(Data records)
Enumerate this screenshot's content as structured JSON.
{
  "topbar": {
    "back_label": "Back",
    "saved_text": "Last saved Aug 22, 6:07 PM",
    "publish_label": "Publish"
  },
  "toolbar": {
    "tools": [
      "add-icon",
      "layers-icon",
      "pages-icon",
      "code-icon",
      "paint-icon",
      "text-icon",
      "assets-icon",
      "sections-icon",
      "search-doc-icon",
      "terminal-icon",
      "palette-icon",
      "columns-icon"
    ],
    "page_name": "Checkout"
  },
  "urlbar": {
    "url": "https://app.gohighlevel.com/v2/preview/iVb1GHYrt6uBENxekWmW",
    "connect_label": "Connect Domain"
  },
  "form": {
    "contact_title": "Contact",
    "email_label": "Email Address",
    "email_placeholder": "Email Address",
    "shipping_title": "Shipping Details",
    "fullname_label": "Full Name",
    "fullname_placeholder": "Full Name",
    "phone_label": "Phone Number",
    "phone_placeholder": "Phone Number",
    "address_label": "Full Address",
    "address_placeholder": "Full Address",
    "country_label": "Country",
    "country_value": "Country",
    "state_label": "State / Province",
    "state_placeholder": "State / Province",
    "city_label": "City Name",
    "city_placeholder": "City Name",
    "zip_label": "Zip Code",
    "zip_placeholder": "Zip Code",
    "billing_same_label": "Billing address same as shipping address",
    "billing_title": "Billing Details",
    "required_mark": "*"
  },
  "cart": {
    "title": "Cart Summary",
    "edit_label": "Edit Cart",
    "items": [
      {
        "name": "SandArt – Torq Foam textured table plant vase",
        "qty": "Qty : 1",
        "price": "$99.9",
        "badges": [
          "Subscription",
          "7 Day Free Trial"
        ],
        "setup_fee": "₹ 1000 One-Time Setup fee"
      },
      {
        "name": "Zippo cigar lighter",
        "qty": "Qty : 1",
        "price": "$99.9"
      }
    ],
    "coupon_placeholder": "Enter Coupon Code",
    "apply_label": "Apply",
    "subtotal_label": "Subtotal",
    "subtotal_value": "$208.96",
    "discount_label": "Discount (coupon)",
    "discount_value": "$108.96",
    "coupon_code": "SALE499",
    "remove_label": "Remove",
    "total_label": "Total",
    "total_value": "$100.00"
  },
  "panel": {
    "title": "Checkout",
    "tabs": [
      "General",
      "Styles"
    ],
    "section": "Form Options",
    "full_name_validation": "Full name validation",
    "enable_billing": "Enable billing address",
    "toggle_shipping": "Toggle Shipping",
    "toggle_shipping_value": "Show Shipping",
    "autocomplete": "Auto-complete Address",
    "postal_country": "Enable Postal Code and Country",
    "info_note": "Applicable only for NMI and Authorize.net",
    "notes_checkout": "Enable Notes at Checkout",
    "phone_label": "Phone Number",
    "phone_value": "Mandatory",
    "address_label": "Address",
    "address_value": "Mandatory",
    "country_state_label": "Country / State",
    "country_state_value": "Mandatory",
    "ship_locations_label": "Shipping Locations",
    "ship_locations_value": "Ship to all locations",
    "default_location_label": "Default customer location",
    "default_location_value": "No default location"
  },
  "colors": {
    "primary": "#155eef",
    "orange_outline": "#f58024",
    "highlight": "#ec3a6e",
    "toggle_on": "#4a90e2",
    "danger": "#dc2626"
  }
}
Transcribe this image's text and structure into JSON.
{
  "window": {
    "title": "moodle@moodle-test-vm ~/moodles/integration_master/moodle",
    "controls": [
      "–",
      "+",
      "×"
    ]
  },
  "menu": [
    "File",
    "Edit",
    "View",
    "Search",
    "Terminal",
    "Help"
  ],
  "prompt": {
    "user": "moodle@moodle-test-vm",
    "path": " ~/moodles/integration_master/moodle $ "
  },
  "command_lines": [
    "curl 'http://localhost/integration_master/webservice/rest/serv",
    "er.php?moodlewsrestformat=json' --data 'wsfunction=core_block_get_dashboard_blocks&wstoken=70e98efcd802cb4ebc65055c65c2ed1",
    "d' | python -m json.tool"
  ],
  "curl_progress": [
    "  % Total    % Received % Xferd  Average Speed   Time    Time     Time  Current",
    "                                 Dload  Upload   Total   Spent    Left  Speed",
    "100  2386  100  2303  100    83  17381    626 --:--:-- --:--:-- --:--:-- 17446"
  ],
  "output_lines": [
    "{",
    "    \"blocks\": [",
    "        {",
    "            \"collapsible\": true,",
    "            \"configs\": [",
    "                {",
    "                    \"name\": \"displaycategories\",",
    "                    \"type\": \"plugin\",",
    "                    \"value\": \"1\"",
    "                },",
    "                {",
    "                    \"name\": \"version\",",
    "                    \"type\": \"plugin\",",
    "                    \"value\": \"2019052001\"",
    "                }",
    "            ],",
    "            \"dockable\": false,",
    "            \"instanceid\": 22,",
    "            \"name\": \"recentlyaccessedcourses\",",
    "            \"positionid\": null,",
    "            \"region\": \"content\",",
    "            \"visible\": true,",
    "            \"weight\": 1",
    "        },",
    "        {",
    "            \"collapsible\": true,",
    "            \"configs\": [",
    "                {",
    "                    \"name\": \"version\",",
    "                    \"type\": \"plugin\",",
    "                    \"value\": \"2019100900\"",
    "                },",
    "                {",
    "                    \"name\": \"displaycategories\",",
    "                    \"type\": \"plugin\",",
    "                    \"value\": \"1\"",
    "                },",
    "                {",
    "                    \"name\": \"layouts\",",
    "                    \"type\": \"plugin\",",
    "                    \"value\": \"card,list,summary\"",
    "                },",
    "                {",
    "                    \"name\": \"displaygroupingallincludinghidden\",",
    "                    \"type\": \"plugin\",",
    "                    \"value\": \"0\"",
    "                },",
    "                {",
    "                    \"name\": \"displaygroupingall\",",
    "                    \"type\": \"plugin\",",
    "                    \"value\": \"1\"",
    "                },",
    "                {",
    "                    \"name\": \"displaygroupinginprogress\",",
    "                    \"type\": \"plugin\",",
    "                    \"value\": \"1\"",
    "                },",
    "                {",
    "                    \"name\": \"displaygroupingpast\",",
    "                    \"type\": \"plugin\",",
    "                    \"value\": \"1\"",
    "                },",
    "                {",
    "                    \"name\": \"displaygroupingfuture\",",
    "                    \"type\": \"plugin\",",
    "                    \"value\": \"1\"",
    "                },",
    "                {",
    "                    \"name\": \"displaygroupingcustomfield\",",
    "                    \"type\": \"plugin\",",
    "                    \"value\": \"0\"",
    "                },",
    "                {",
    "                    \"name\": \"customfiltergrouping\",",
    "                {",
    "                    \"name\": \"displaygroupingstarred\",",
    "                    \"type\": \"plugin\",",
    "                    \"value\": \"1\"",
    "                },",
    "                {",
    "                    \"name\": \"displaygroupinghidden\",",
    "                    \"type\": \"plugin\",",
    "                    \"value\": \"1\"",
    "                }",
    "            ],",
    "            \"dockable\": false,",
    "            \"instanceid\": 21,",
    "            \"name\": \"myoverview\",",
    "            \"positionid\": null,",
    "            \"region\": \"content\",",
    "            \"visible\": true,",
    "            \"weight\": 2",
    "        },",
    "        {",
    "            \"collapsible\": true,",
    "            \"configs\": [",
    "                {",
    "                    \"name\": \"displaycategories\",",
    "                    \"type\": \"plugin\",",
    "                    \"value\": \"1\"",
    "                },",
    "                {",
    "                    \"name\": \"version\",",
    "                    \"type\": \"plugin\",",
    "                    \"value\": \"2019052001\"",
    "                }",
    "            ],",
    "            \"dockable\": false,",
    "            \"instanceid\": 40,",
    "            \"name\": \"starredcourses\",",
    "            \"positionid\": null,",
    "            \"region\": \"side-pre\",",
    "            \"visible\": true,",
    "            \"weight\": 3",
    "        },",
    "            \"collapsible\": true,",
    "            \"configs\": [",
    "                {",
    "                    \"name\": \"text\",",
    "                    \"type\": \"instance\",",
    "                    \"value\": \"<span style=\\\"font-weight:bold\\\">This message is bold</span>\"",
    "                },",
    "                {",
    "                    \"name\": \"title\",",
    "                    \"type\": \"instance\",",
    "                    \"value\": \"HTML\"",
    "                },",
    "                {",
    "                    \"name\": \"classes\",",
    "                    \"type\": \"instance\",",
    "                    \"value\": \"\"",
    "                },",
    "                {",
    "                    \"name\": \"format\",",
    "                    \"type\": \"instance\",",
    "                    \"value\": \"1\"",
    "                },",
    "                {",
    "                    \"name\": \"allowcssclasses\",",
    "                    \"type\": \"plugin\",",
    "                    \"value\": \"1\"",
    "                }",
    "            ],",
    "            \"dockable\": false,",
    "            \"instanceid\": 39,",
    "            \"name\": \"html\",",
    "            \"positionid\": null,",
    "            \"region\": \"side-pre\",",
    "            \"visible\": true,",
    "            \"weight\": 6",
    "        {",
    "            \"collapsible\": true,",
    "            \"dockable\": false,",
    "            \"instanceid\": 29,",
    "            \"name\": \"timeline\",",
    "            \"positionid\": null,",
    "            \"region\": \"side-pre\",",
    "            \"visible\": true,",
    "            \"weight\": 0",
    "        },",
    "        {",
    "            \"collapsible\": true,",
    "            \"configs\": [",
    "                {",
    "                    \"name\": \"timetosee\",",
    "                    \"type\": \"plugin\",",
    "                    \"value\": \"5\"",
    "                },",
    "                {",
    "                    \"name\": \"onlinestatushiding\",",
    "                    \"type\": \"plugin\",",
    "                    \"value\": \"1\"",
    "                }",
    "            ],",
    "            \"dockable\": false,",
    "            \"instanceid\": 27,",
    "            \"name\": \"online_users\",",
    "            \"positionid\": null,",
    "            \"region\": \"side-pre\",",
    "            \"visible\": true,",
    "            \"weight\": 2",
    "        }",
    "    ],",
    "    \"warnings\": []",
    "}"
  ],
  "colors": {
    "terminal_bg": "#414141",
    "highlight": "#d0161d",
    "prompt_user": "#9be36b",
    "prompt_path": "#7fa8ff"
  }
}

**WHAT IS EXPECTED**
In the records above, how many lines hold the string "instanceid"? Reply with only the number.

**RESULT BELOW**
6